_RECORDS PROVIDED_:
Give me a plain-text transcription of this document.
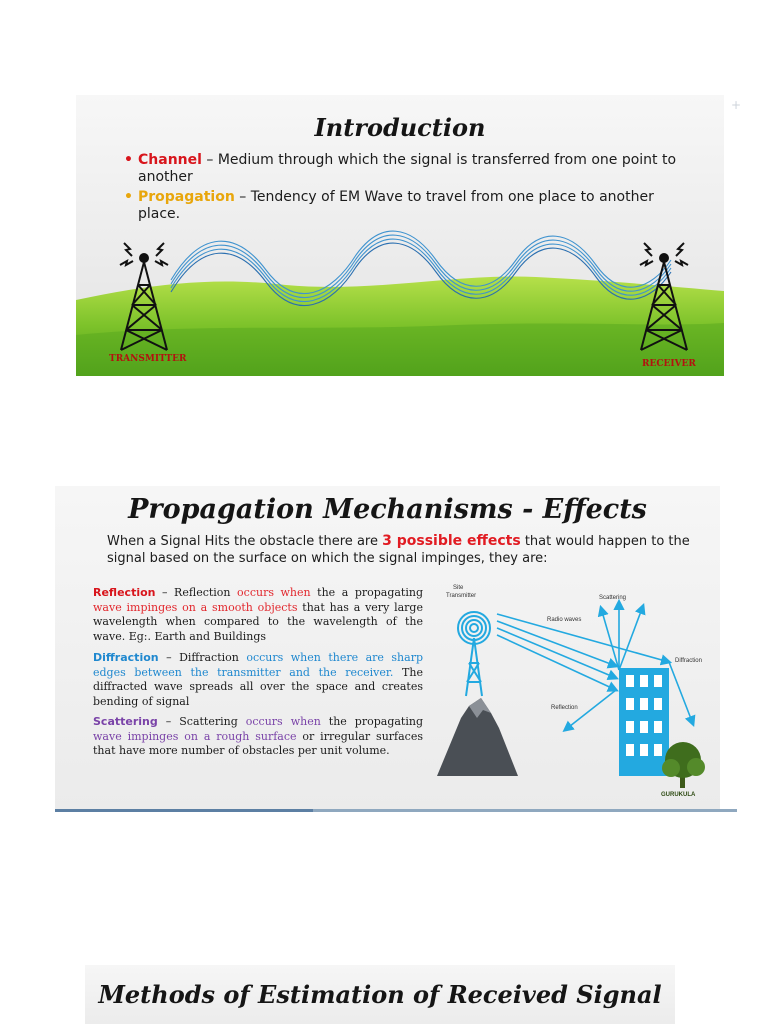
+
Introduction
• Channel – Medium through which the signal is transferred from one point to another
• Propagation – Tendency of EM Wave to travel from one place to another place.
TRANSMITTER	RECEIVER
Propagation Mechanisms - Effects
When a Signal Hits the obstacle there are 3 possible effects that would happen to the signal based on the surface on which the signal impinges, they are:
Reflection – Reflection occurs when the a propagating wave impinges on a smooth objects that has a very large wavelength when compared to the wavelength of the wave. Eg:. Earth and Buildings
Diffraction – Diffraction occurs when there are sharp edges between the transmitter and the receiver. The diffracted wave spreads all over the space and creates bending of signal
Scattering – Scattering occurs when the propagating wave impinges on a rough surface or irregular surfaces that have more number of obstacles per unit volume.
Site
Transmitter	Scattering
Radio waves
Diffraction
Reflection
GURUKULA
Methods of Estimation of Received Signal
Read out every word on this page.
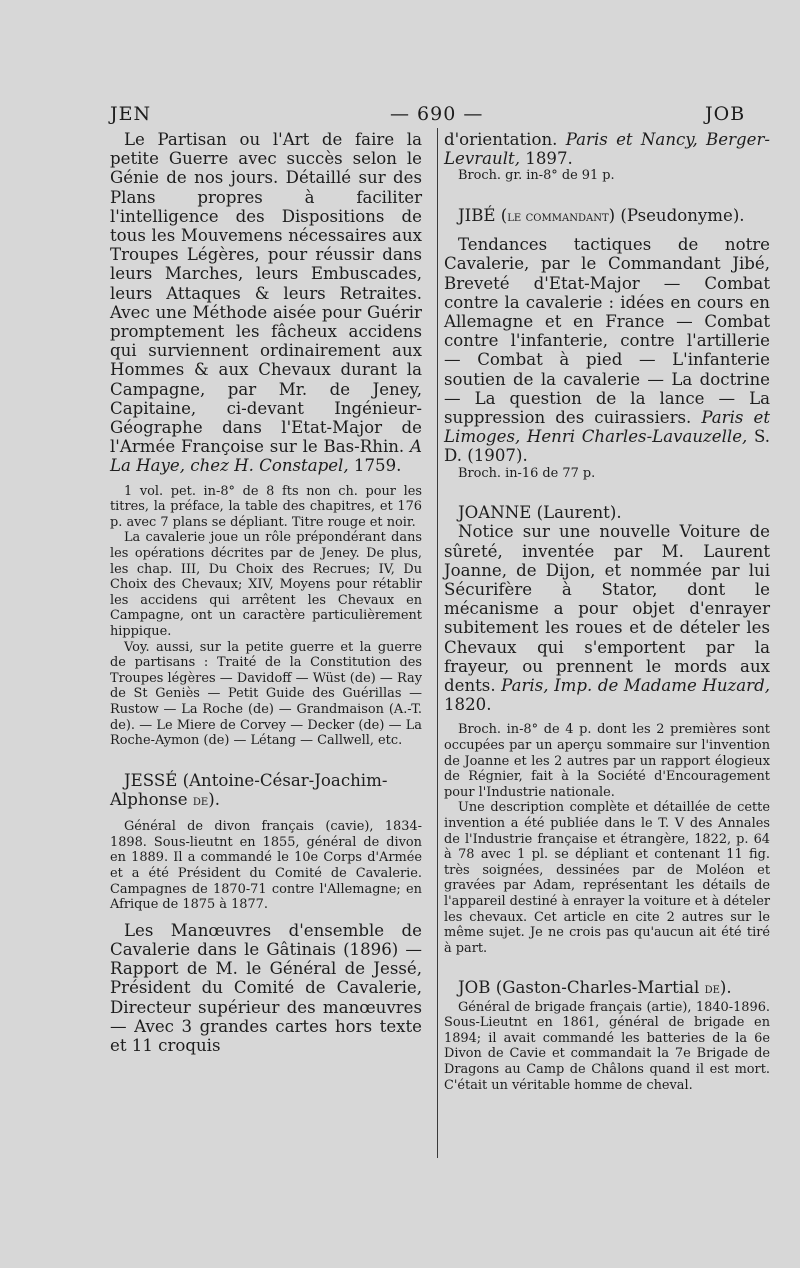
JEN	— 690 —	JOB

Le Partisan ou l'Art de faire la petite Guerre avec succès selon le Génie de nos jours. Détaillé sur des Plans propres à faciliter l'intelligence des Dispositions de tous les Mouvemens nécessaires aux Troupes Légères, pour réussir dans leurs Marches, leurs Embuscades, leurs Attaques & leurs Retraites. Avec une Méthode aisée pour Guérir promptement les fâcheux accidens qui surviennent ordinairement aux Hommes & aux Chevaux durant la Campagne, par Mr. de Jeney, Capitaine, ci-devant Ingénieur-Géographe dans l'Etat-Major de l'Armée Françoise sur le Bas-Rhin. A La Haye, chez H. Constapel, 1759.

1 vol. pet. in-8° de 8 fts non ch. pour les titres, la préface, la table des chapitres, et 176 p. avec 7 plans se dépliant. Titre rouge et noir.

La cavalerie joue un rôle prépondérant dans les opérations décrites par de Jeney. De plus, les chap. III, Du Choix des Recrues; IV, Du Choix des Chevaux; XIV, Moyens pour rétablir les accidens qui arrêtent les Chevaux en Campagne, ont un caractère particulièrement hippique.

Voy. aussi, sur la petite guerre et la guerre de partisans : Traité de la Constitution des Troupes légères — Davidoff — Wüst (de) — Ray de St Geniès — Petit Guide des Guérillas — Rustow — La Roche (de) — Grandmaison (A.-T. de). — Le Miere de Corvey — Decker (de) — La Roche-Aymon (de) — Létang — Callwell, etc.

JESSÉ (Antoine-César-Joachim-Alphonse de).

Général de divon français (cavie), 1834-1898. Sous-lieutnt en 1855, général de divon en 1889. Il a commandé le 10e Corps d'Armée et a été Président du Comité de Cavalerie. Campagnes de 1870-71 contre l'Allemagne; en Afrique de 1875 à 1877.

Les Manœuvres d'ensemble de Cavalerie dans le Gâtinais (1896) — Rapport de M. le Général de Jessé, Président du Comité de Cavalerie, Directeur supérieur des manœuvres — Avec 3 grandes cartes hors texte et 11 croquis

d'orientation. Paris et Nancy, Berger-Levrault, 1897.

Broch. gr. in-8° de 91 p.

JIBÉ (le commandant) (Pseudonyme).

Tendances tactiques de notre Cavalerie, par le Commandant Jibé, Breveté d'Etat-Major — Combat contre la cavalerie : idées en cours en Allemagne et en France — Combat contre l'infanterie, contre l'artillerie — Combat à pied — L'infanterie soutien de la cavalerie — La doctrine — La question de la lance — La suppression des cuirassiers. Paris et Limoges, Henri Charles-Lavauzelle, S. D. (1907).

Broch. in-16 de 77 p.

JOANNE (Laurent).

Notice sur une nouvelle Voiture de sûreté, inventée par M. Laurent Joanne, de Dijon, et nommée par lui Sécurifère à Stator, dont le mécanisme a pour objet d'enrayer subitement les roues et de dételer les Chevaux qui s'emportent par la frayeur, ou prennent le mords aux dents. Paris, Imp. de Madame Huzard, 1820.

Broch. in-8° de 4 p. dont les 2 premières sont occupées par un aperçu sommaire sur l'invention de Joanne et les 2 autres par un rapport élogieux de Régnier, fait à la Société d'Encouragement pour l'Industrie nationale.

Une description complète et détaillée de cette invention a été publiée dans le T. V des Annales de l'Industrie française et étrangère, 1822, p. 64 à 78 avec 1 pl. se dépliant et contenant 11 fig. très soignées, dessinées par de Moléon et gravées par Adam, représentant les détails de l'appareil destiné à enrayer la voiture et à dételer les chevaux. Cet article en cite 2 autres sur le même sujet. Je ne crois pas qu'aucun ait été tiré à part.

JOB (Gaston-Charles-Martial de).

Général de brigade français (artie), 1840-1896. Sous-Lieutnt en 1861, général de brigade en 1894; il avait commandé les batteries de la 6e Divon de Cavie et commandait la 7e Brigade de Dragons au Camp de Châlons quand il est mort. C'était un véritable homme de cheval.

_WHAT IS BEING ASKED_:
Without including any picture, retype the entries exactly.

_SOLUTION_:
Give me a plain-text transcription of this document.
+
Introduction
• Channel – Medium through which the signal is transferred from one point to another
• Propagation – Tendency of EM Wave to travel from one place to another place.
TRANSMITTER	RECEIVER
Propagation Mechanisms - Effects
When a Signal Hits the obstacle there are 3 possible effects that would happen to the signal based on the surface on which the signal impinges, they are:
Reflection – Reflection occurs when the a propagating wave impinges on a smooth objects that has a very large wavelength when compared to the wavelength of the wave. Eg:. Earth and Buildings
Diffraction – Diffraction occurs when there are sharp edges between the transmitter and the receiver. The diffracted wave spreads all over the space and creates bending of signal
Scattering – Scattering occurs when the propagating wave impinges on a rough surface or irregular surfaces that have more number of obstacles per unit volume.
Site
Transmitter	Scattering
Radio waves
Diffraction
Reflection
GURUKULA
Methods of Estimation of Received Signal
Read out every word on this page.
JEN	— 690 —	JOB

Le Partisan ou l'Art de faire la petite Guerre avec succès selon le Génie de nos jours. Détaillé sur des Plans propres à faciliter l'intelligence des Dispositions de tous les Mouvemens nécessaires aux Troupes Légères, pour réussir dans leurs Marches, leurs Embuscades, leurs Attaques & leurs Retraites. Avec une Méthode aisée pour Guérir promptement les fâcheux accidens qui surviennent ordinairement aux Hommes & aux Chevaux durant la Campagne, par Mr. de Jeney, Capitaine, ci-devant Ingénieur-Géographe dans l'Etat-Major de l'Armée Françoise sur le Bas-Rhin. A La Haye, chez H. Constapel, 1759.

1 vol. pet. in-8° de 8 fts non ch. pour les titres, la préface, la table des chapitres, et 176 p. avec 7 plans se dépliant. Titre rouge et noir.

La cavalerie joue un rôle prépondérant dans les opérations décrites par de Jeney. De plus, les chap. III, Du Choix des Recrues; IV, Du Choix des Chevaux; XIV, Moyens pour rétablir les accidens qui arrêtent les Chevaux en Campagne, ont un caractère particulièrement hippique.

Voy. aussi, sur la petite guerre et la guerre de partisans : Traité de la Constitution des Troupes légères — Davidoff — Wüst (de) — Ray de St Geniès — Petit Guide des Guérillas — Rustow — La Roche (de) — Grandmaison (A.-T. de). — Le Miere de Corvey — Decker (de) — La Roche-Aymon (de) — Létang — Callwell, etc.

JESSÉ (Antoine-César-Joachim-Alphonse de).

Général de divon français (cavie), 1834-1898. Sous-lieutnt en 1855, général de divon en 1889. Il a commandé le 10e Corps d'Armée et a été Président du Comité de Cavalerie. Campagnes de 1870-71 contre l'Allemagne; en Afrique de 1875 à 1877.

Les Manœuvres d'ensemble de Cavalerie dans le Gâtinais (1896) — Rapport de M. le Général de Jessé, Président du Comité de Cavalerie, Directeur supérieur des manœuvres — Avec 3 grandes cartes hors texte et 11 croquis

d'orientation. Paris et Nancy, Berger-Levrault, 1897.

Broch. gr. in-8° de 91 p.

JIBÉ (le commandant) (Pseudonyme).

Tendances tactiques de notre Cavalerie, par le Commandant Jibé, Breveté d'Etat-Major — Combat contre la cavalerie : idées en cours en Allemagne et en France — Combat contre l'infanterie, contre l'artillerie — Combat à pied — L'infanterie soutien de la cavalerie — La doctrine — La question de la lance — La suppression des cuirassiers. Paris et Limoges, Henri Charles-Lavauzelle, S. D. (1907).

Broch. in-16 de 77 p.

JOANNE (Laurent).

Notice sur une nouvelle Voiture de sûreté, inventée par M. Laurent Joanne, de Dijon, et nommée par lui Sécurifère à Stator, dont le mécanisme a pour objet d'enrayer subitement les roues et de dételer les Chevaux qui s'emportent par la frayeur, ou prennent le mords aux dents. Paris, Imp. de Madame Huzard, 1820.

Broch. in-8° de 4 p. dont les 2 premières sont occupées par un aperçu sommaire sur l'invention de Joanne et les 2 autres par un rapport élogieux de Régnier, fait à la Société d'Encouragement pour l'Industrie nationale.

Une description complète et détaillée de cette invention a été publiée dans le T. V des Annales de l'Industrie française et étrangère, 1822, p. 64 à 78 avec 1 pl. se dépliant et contenant 11 fig. très soignées, dessinées par de Moléon et gravées par Adam, représentant les détails de l'appareil destiné à enrayer la voiture et à dételer les chevaux. Cet article en cite 2 autres sur le même sujet. Je ne crois pas qu'aucun ait été tiré à part.

JOB (Gaston-Charles-Martial de).

Général de brigade français (artie), 1840-1896. Sous-Lieutnt en 1861, général de brigade en 1894; il avait commandé les batteries de la 6e Divon de Cavie et commandait la 7e Brigade de Dragons au Camp de Châlons quand il est mort. C'était un véritable homme de cheval.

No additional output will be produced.